DIRECTIONS:
Pick out every line with the word "Count" and copy it.

RECORDS FOR THE TASK:
--- Begin ---

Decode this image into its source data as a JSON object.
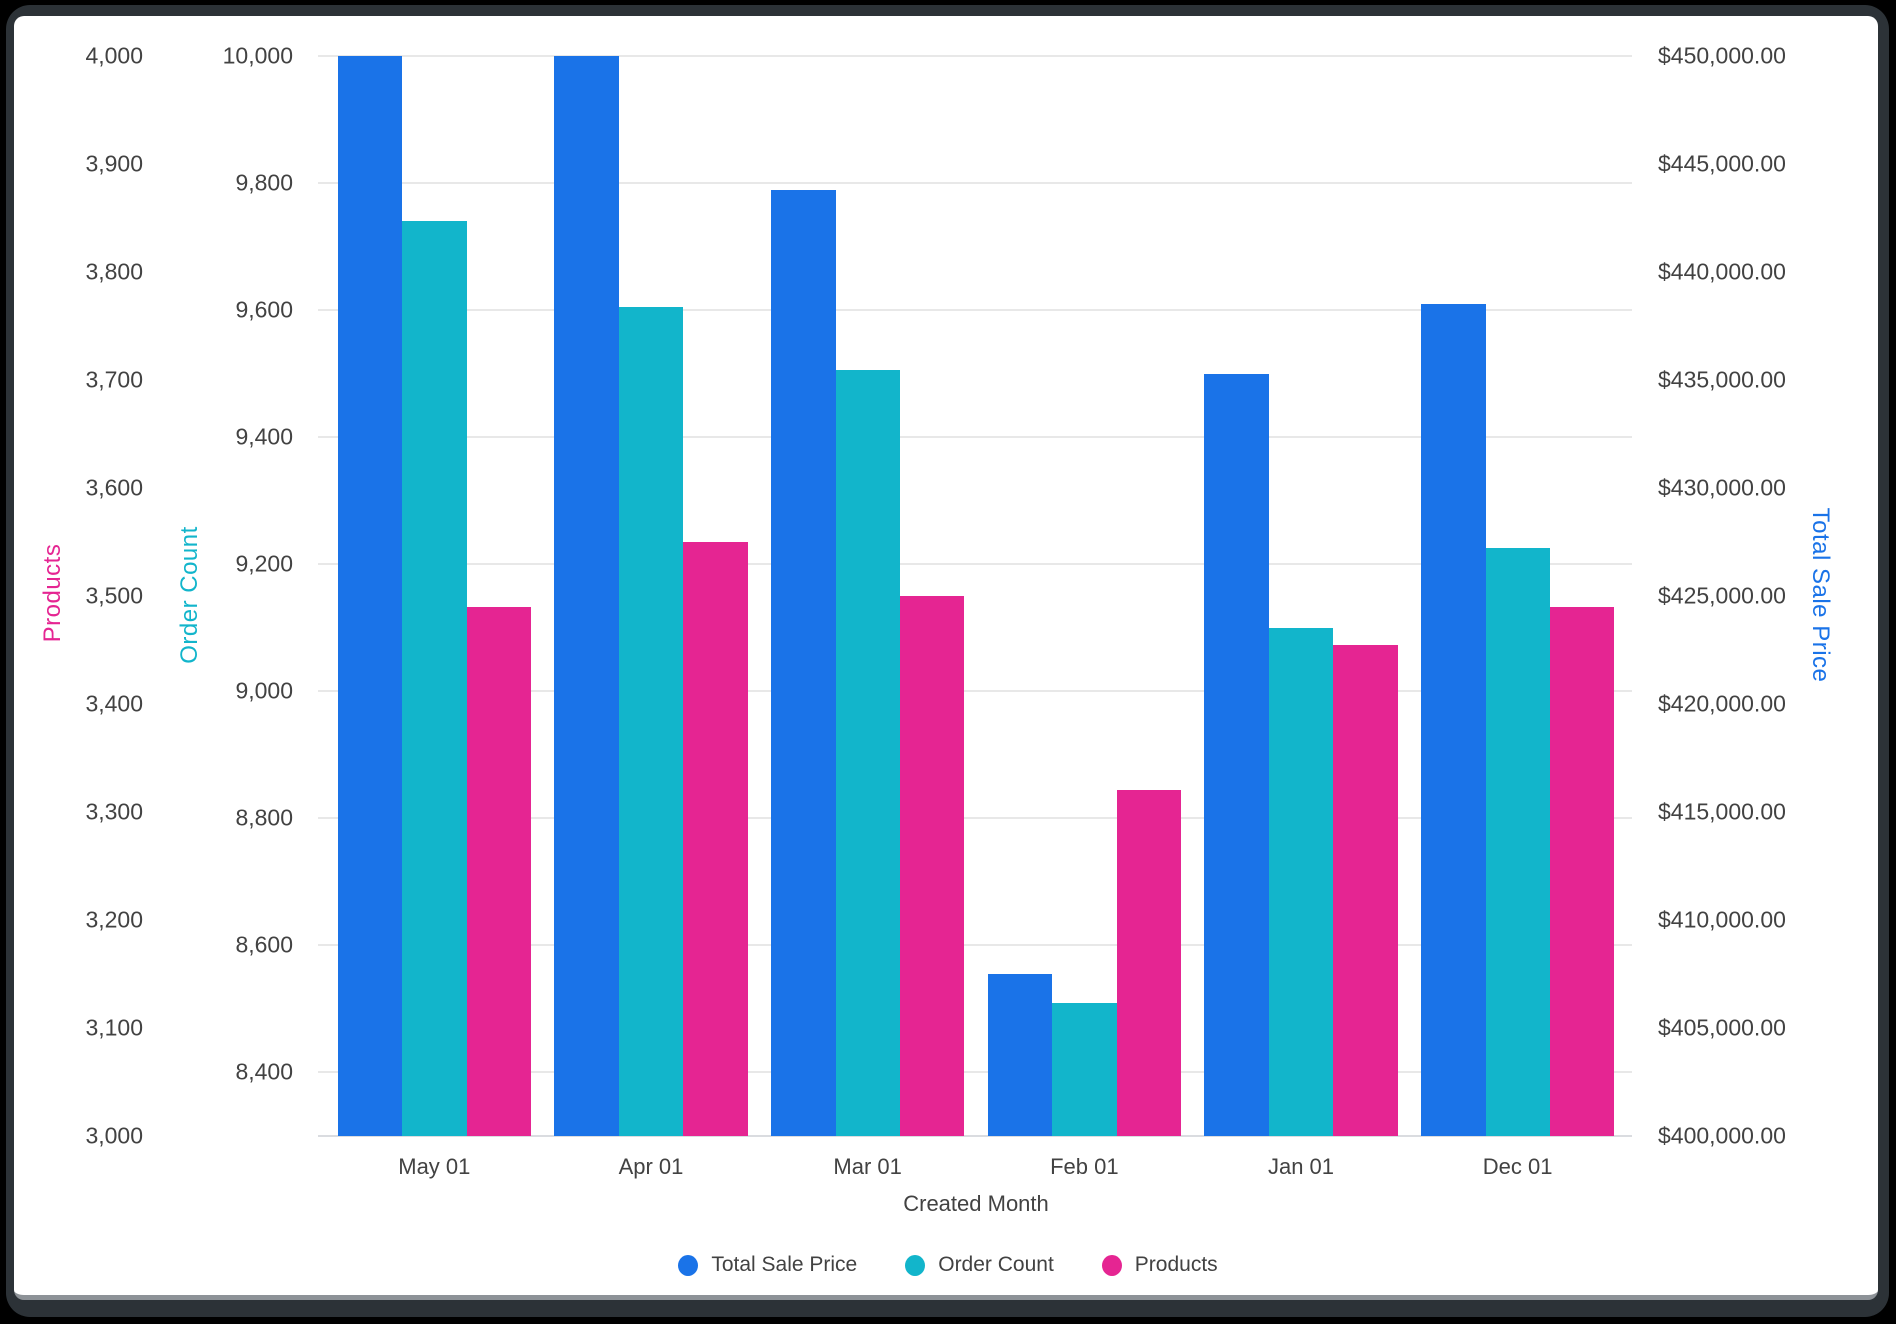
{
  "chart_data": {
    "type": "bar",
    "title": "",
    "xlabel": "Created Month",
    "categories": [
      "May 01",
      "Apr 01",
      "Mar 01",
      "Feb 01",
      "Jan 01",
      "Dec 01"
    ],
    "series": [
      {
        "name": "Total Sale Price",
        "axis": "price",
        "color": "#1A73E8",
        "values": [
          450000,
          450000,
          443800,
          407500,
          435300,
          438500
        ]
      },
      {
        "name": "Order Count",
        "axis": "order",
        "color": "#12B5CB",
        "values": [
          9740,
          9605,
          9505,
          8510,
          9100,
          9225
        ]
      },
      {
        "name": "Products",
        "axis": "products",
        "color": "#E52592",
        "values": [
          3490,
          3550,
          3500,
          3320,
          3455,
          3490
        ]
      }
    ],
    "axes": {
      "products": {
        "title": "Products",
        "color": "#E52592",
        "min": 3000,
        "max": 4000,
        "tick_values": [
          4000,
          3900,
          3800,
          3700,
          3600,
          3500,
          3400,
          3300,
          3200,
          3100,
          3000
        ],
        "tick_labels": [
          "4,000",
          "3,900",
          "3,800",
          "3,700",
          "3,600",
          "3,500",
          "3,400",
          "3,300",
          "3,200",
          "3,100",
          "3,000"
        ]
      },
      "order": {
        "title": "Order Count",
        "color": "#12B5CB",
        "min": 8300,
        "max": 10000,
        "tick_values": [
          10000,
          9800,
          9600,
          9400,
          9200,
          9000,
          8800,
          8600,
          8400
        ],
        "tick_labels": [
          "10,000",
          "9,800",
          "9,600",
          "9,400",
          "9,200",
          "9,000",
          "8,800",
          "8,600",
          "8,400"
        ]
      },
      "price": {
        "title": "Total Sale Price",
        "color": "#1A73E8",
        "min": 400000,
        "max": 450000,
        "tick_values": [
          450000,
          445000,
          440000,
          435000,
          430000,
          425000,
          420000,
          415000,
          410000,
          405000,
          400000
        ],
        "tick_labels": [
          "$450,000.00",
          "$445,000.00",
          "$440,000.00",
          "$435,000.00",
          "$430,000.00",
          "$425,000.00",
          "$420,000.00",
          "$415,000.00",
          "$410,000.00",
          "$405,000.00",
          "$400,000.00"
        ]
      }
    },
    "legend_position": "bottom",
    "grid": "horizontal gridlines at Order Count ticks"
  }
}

--- End ---
--- Begin ---

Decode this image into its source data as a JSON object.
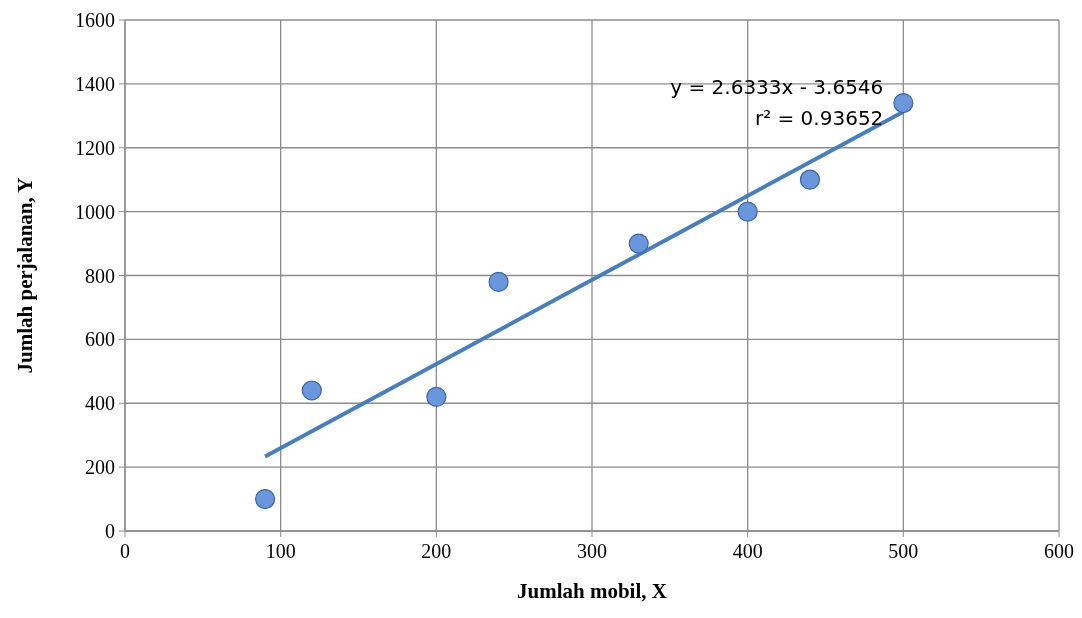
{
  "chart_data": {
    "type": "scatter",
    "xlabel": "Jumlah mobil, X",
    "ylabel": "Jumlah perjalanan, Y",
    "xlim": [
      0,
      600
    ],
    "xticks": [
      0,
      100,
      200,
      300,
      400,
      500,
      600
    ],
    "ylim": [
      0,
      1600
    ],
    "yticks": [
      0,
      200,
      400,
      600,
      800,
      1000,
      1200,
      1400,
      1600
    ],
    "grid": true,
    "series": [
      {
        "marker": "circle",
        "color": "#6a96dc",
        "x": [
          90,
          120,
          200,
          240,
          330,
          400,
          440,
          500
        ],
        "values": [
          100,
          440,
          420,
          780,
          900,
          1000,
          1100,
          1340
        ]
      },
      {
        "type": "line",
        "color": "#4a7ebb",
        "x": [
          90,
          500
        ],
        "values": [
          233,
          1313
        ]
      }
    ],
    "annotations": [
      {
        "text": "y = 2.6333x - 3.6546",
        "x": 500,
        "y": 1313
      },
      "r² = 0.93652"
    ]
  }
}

--- End ---

ANSWER TO THE TASK:
        "name": "Order Count",
        "title": "Order Count",
    "grid": "horizontal gridlines at Order Count ticks"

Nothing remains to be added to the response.